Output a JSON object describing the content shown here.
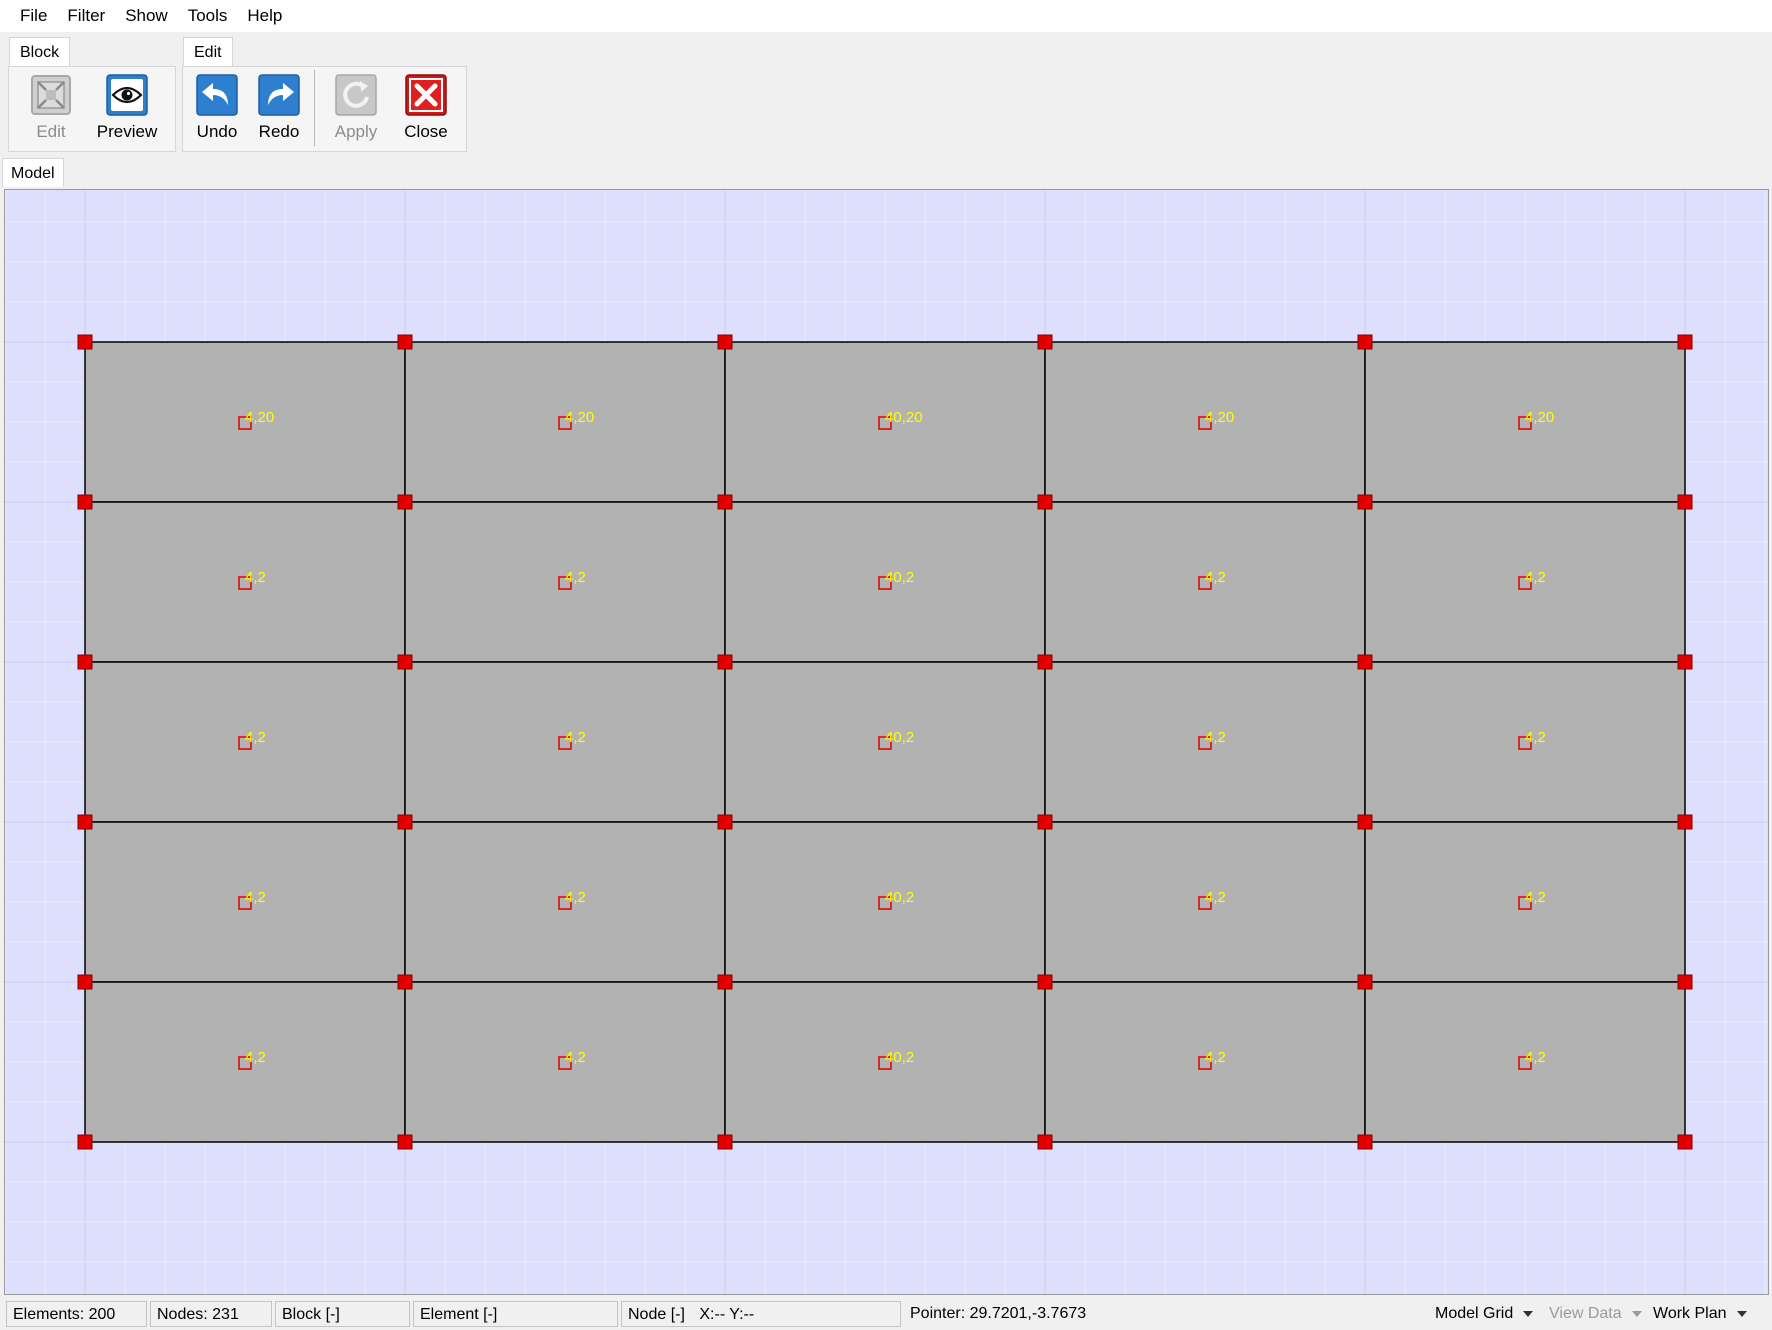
{
  "menu": [
    "File",
    "Filter",
    "Show",
    "Tools",
    "Help"
  ],
  "ribbon": {
    "block_group": {
      "label": "Block",
      "buttons": [
        {
          "label": "Edit",
          "icon": "edit-frame-icon",
          "enabled": false
        },
        {
          "label": "Preview",
          "icon": "eye-icon",
          "enabled": true
        }
      ]
    },
    "edit_group": {
      "label": "Edit",
      "buttons": [
        {
          "label": "Undo",
          "icon": "undo-icon",
          "enabled": true
        },
        {
          "label": "Redo",
          "icon": "redo-icon",
          "enabled": true
        },
        {
          "label": "Apply",
          "icon": "apply-icon",
          "enabled": false
        },
        {
          "label": "Close",
          "icon": "close-icon",
          "enabled": true
        }
      ]
    }
  },
  "view_tab": "Model",
  "model": {
    "columns": 5,
    "rows": 5,
    "element_labels": [
      [
        "4,20",
        "4,20",
        "40,20",
        "4,20",
        "4,20"
      ],
      [
        "4,2",
        "4,2",
        "40,2",
        "4,2",
        "4,2"
      ],
      [
        "4,2",
        "4,2",
        "40,2",
        "4,2",
        "4,2"
      ],
      [
        "4,2",
        "4,2",
        "40,2",
        "4,2",
        "4,2"
      ],
      [
        "4,2",
        "4,2",
        "40,2",
        "4,2",
        "4,2"
      ]
    ],
    "colors": {
      "background": "#dedefd",
      "element_fill": "#b2b2b2",
      "element_edge": "#000000",
      "node": "#e00000",
      "label": "#ffff00",
      "grid_minor": "#ececff",
      "grid_major": "#cfcfe6"
    }
  },
  "status": {
    "elements": "Elements: 200",
    "nodes": "Nodes: 231",
    "block": "Block [-]",
    "element": "Element [-]",
    "node": "Node [-]",
    "xy": "X:--  Y:--",
    "pointer": "Pointer: 29.7201,-3.7673",
    "model_grid": "Model Grid",
    "view_data": "View Data",
    "work_plan": "Work Plan"
  }
}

• • • •

*Task details:* Would you return the data exactly as written, without the pictures?

*Solution to this task:*
Output a JSON object describing the content shown here.
{
  "menu": [
    "File",
    "Filter",
    "Show",
    "Tools",
    "Help"
  ],
  "ribbon": {
    "block_group": {
      "label": "Block",
      "buttons": [
        {
          "label": "Edit",
          "icon": "edit-frame-icon",
          "enabled": false
        },
        {
          "label": "Preview",
          "icon": "eye-icon",
          "enabled": true
        }
      ]
    },
    "edit_group": {
      "label": "Edit",
      "buttons": [
        {
          "label": "Undo",
          "icon": "undo-icon",
          "enabled": true
        },
        {
          "label": "Redo",
          "icon": "redo-icon",
          "enabled": true
        },
        {
          "label": "Apply",
          "icon": "apply-icon",
          "enabled": false
        },
        {
          "label": "Close",
          "icon": "close-icon",
          "enabled": true
        }
      ]
    }
  },
  "view_tab": "Model",
  "model": {
    "columns": 5,
    "rows": 5,
    "element_labels": [
      [
        "4,20",
        "4,20",
        "40,20",
        "4,20",
        "4,20"
      ],
      [
        "4,2",
        "4,2",
        "40,2",
        "4,2",
        "4,2"
      ],
      [
        "4,2",
        "4,2",
        "40,2",
        "4,2",
        "4,2"
      ],
      [
        "4,2",
        "4,2",
        "40,2",
        "4,2",
        "4,2"
      ],
      [
        "4,2",
        "4,2",
        "40,2",
        "4,2",
        "4,2"
      ]
    ],
    "colors": {
      "background": "#dedefd",
      "element_fill": "#b2b2b2",
      "element_edge": "#000000",
      "node": "#e00000",
      "label": "#ffff00",
      "grid_minor": "#ececff",
      "grid_major": "#cfcfe6"
    }
  },
  "status": {
    "elements": "Elements: 200",
    "nodes": "Nodes: 231",
    "block": "Block [-]",
    "element": "Element [-]",
    "node": "Node [-]",
    "xy": "X:--  Y:--",
    "pointer": "Pointer: 29.7201,-3.7673",
    "model_grid": "Model Grid",
    "view_data": "View Data",
    "work_plan": "Work Plan"
  }
}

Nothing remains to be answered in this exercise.